REQUIRED TASK> Give back the full material, exactly as it reads.

SUPPLIED MATERIAL>
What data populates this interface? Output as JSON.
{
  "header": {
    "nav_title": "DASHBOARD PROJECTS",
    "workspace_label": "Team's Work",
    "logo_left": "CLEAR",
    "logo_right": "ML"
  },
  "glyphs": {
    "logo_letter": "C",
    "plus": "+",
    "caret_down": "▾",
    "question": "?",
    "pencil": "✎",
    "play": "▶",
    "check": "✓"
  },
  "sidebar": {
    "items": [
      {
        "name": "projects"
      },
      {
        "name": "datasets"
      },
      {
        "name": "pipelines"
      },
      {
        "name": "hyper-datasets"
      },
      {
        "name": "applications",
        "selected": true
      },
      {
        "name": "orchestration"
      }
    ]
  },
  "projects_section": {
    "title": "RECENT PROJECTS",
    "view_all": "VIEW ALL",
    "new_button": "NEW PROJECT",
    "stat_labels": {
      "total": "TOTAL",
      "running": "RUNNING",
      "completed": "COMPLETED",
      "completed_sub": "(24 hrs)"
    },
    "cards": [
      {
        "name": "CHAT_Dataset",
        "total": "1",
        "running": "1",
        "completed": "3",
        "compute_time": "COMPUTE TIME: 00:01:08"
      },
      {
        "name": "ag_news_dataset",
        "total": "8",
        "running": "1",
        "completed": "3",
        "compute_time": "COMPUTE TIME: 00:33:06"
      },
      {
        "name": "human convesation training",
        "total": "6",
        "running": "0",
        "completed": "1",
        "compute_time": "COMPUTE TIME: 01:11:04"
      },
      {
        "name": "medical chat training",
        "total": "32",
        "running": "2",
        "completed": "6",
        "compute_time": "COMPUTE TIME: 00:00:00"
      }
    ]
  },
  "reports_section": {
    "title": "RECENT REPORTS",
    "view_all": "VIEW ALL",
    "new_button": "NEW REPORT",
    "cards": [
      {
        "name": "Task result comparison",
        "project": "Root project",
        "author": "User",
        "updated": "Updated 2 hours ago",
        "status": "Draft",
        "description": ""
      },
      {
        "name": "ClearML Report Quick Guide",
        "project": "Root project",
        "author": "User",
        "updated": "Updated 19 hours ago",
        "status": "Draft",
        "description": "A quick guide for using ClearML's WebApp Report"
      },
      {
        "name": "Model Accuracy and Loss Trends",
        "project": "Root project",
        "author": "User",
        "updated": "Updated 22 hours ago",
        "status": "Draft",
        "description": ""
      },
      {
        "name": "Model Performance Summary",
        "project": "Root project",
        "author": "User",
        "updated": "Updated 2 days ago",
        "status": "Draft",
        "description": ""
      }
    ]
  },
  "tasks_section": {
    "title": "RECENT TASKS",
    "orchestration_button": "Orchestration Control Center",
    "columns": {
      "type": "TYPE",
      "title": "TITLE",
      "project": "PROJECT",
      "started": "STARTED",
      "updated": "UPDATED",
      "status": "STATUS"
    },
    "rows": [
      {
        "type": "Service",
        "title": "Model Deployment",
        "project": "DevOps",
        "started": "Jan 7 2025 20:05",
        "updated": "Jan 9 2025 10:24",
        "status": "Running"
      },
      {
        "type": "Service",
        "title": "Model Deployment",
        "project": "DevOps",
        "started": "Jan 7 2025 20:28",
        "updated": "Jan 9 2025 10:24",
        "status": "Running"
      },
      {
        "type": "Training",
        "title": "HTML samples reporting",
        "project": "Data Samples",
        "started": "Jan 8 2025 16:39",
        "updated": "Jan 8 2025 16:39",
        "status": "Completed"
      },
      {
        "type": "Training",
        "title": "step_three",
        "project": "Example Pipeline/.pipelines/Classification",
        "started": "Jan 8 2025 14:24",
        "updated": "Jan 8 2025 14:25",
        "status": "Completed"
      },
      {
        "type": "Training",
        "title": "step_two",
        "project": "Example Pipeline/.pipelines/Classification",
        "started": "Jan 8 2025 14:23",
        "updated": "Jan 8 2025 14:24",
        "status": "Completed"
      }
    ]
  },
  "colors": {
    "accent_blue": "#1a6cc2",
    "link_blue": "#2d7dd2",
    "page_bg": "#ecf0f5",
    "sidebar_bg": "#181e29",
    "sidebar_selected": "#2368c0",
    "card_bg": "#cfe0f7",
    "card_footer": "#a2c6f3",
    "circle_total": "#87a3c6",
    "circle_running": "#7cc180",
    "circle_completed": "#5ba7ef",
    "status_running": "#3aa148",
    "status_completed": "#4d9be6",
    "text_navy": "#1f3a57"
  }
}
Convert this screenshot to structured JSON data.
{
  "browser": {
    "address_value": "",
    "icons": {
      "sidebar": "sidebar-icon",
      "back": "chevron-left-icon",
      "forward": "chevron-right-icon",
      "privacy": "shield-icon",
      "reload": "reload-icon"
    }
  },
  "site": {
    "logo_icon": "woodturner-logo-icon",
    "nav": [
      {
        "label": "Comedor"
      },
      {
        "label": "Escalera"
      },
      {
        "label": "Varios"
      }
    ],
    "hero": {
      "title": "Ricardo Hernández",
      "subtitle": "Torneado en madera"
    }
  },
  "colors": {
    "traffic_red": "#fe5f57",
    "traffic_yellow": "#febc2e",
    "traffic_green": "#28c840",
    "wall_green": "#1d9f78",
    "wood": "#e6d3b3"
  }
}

TASK RESPONSE>
What data populates this interface? Output as JSON.
{
  "header": {
    "nav_title": "DASHBOARD PROJECTS",
    "workspace_label": "Team's Work",
    "logo_left": "CLEAR",
    "logo_right": "ML"
  },
  "glyphs": {
    "logo_letter": "C",
    "plus": "+",
    "caret_down": "▾",
    "question": "?",
    "pencil": "✎",
    "play": "▶",
    "check": "✓"
  },
  "sidebar": {
    "items": [
      {
        "name": "projects"
      },
      {
        "name": "datasets"
      },
      {
        "name": "pipelines"
      },
      {
        "name": "hyper-datasets"
      },
      {
        "name": "applications",
        "selected": true
      },
      {
        "name": "orchestration"
      }
    ]
  },
  "projects_section": {
    "title": "RECENT PROJECTS",
    "view_all": "VIEW ALL",
    "new_button": "NEW PROJECT",
    "stat_labels": {
      "total": "TOTAL",
      "running": "RUNNING",
      "completed": "COMPLETED",
      "completed_sub": "(24 hrs)"
    },
    "cards": [
      {
        "name": "CHAT_Dataset",
        "total": "1",
        "running": "1",
        "completed": "3",
        "compute_time": "COMPUTE TIME: 00:01:08"
      },
      {
        "name": "ag_news_dataset",
        "total": "8",
        "running": "1",
        "completed": "3",
        "compute_time": "COMPUTE TIME: 00:33:06"
      },
      {
        "name": "human convesation training",
        "total": "6",
        "running": "0",
        "completed": "1",
        "compute_time": "COMPUTE TIME: 01:11:04"
      },
      {
        "name": "medical chat training",
        "total": "32",
        "running": "2",
        "completed": "6",
        "compute_time": "COMPUTE TIME: 00:00:00"
      }
    ]
  },
  "reports_section": {
    "title": "RECENT REPORTS",
    "view_all": "VIEW ALL",
    "new_button": "NEW REPORT",
    "cards": [
      {
        "name": "Task result comparison",
        "project": "Root project",
        "author": "User",
        "updated": "Updated 2 hours ago",
        "status": "Draft",
        "description": ""
      },
      {
        "name": "ClearML Report Quick Guide",
        "project": "Root project",
        "author": "User",
        "updated": "Updated 19 hours ago",
        "status": "Draft",
        "description": "A quick guide for using ClearML's WebApp Report"
      },
      {
        "name": "Model Accuracy and Loss Trends",
        "project": "Root project",
        "author": "User",
        "updated": "Updated 22 hours ago",
        "status": "Draft",
        "description": ""
      },
      {
        "name": "Model Performance Summary",
        "project": "Root project",
        "author": "User",
        "updated": "Updated 2 days ago",
        "status": "Draft",
        "description": ""
      }
    ]
  },
  "tasks_section": {
    "title": "RECENT TASKS",
    "orchestration_button": "Orchestration Control Center",
    "columns": {
      "type": "TYPE",
      "title": "TITLE",
      "project": "PROJECT",
      "started": "STARTED",
      "updated": "UPDATED",
      "status": "STATUS"
    },
    "rows": [
      {
        "type": "Service",
        "title": "Model Deployment",
        "project": "DevOps",
        "started": "Jan 7 2025 20:05",
        "updated": "Jan 9 2025 10:24",
        "status": "Running"
      },
      {
        "type": "Service",
        "title": "Model Deployment",
        "project": "DevOps",
        "started": "Jan 7 2025 20:28",
        "updated": "Jan 9 2025 10:24",
        "status": "Running"
      },
      {
        "type": "Training",
        "title": "HTML samples reporting",
        "project": "Data Samples",
        "started": "Jan 8 2025 16:39",
        "updated": "Jan 8 2025 16:39",
        "status": "Completed"
      },
      {
        "type": "Training",
        "title": "step_three",
        "project": "Example Pipeline/.pipelines/Classification",
        "started": "Jan 8 2025 14:24",
        "updated": "Jan 8 2025 14:25",
        "status": "Completed"
      },
      {
        "type": "Training",
        "title": "step_two",
        "project": "Example Pipeline/.pipelines/Classification",
        "started": "Jan 8 2025 14:23",
        "updated": "Jan 8 2025 14:24",
        "status": "Completed"
      }
    ]
  },
  "colors": {
    "accent_blue": "#1a6cc2",
    "link_blue": "#2d7dd2",
    "page_bg": "#ecf0f5",
    "sidebar_bg": "#181e29",
    "sidebar_selected": "#2368c0",
    "card_bg": "#cfe0f7",
    "card_footer": "#a2c6f3",
    "circle_total": "#87a3c6",
    "circle_running": "#7cc180",
    "circle_completed": "#5ba7ef",
    "status_running": "#3aa148",
    "status_completed": "#4d9be6",
    "text_navy": "#1f3a57"
  }
}
Convert this screenshot to structured JSON data.
{
  "browser": {
    "address_value": "",
    "icons": {
      "sidebar": "sidebar-icon",
      "back": "chevron-left-icon",
      "forward": "chevron-right-icon",
      "privacy": "shield-icon",
      "reload": "reload-icon"
    }
  },
  "site": {
    "logo_icon": "woodturner-logo-icon",
    "nav": [
      {
        "label": "Comedor"
      },
      {
        "label": "Escalera"
      },
      {
        "label": "Varios"
      }
    ],
    "hero": {
      "title": "Ricardo Hernández",
      "subtitle": "Torneado en madera"
    }
  },
  "colors": {
    "traffic_red": "#fe5f57",
    "traffic_yellow": "#febc2e",
    "traffic_green": "#28c840",
    "wall_green": "#1d9f78",
    "wood": "#e6d3b3"
  }
}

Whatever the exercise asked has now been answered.